- **Figure collection entries**
===============
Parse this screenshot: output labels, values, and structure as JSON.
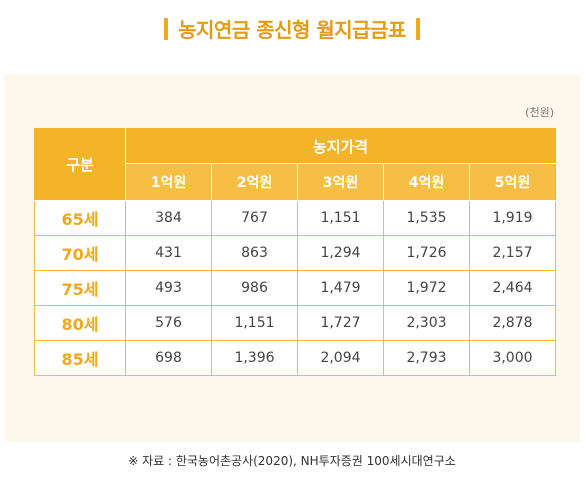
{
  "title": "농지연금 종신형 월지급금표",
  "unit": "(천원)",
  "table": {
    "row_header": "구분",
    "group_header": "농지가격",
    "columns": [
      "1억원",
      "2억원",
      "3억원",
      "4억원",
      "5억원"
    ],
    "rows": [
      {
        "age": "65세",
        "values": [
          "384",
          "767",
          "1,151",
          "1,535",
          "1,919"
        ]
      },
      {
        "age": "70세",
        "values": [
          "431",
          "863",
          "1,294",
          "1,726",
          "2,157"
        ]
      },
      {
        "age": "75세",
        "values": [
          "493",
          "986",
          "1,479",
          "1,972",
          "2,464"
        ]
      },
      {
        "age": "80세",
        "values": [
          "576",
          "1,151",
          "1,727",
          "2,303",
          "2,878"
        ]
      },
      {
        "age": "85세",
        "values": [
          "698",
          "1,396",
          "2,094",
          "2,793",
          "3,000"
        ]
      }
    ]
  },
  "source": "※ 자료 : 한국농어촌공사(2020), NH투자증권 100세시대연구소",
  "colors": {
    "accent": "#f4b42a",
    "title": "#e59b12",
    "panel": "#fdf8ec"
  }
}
===============
- **EXERCISE**
Your copy should match the entries exactly, minus the pictures.

- **ANSWER TO THIS EXERCISE**
Parse this screenshot: output labels, values, and structure as JSON.
{
  "title": "농지연금 종신형 월지급금표",
  "unit": "(천원)",
  "table": {
    "row_header": "구분",
    "group_header": "농지가격",
    "columns": [
      "1억원",
      "2억원",
      "3억원",
      "4억원",
      "5억원"
    ],
    "rows": [
      {
        "age": "65세",
        "values": [
          "384",
          "767",
          "1,151",
          "1,535",
          "1,919"
        ]
      },
      {
        "age": "70세",
        "values": [
          "431",
          "863",
          "1,294",
          "1,726",
          "2,157"
        ]
      },
      {
        "age": "75세",
        "values": [
          "493",
          "986",
          "1,479",
          "1,972",
          "2,464"
        ]
      },
      {
        "age": "80세",
        "values": [
          "576",
          "1,151",
          "1,727",
          "2,303",
          "2,878"
        ]
      },
      {
        "age": "85세",
        "values": [
          "698",
          "1,396",
          "2,094",
          "2,793",
          "3,000"
        ]
      }
    ]
  },
  "source": "※ 자료 : 한국농어촌공사(2020), NH투자증권 100세시대연구소",
  "colors": {
    "accent": "#f4b42a",
    "title": "#e59b12",
    "panel": "#fdf8ec"
  }
}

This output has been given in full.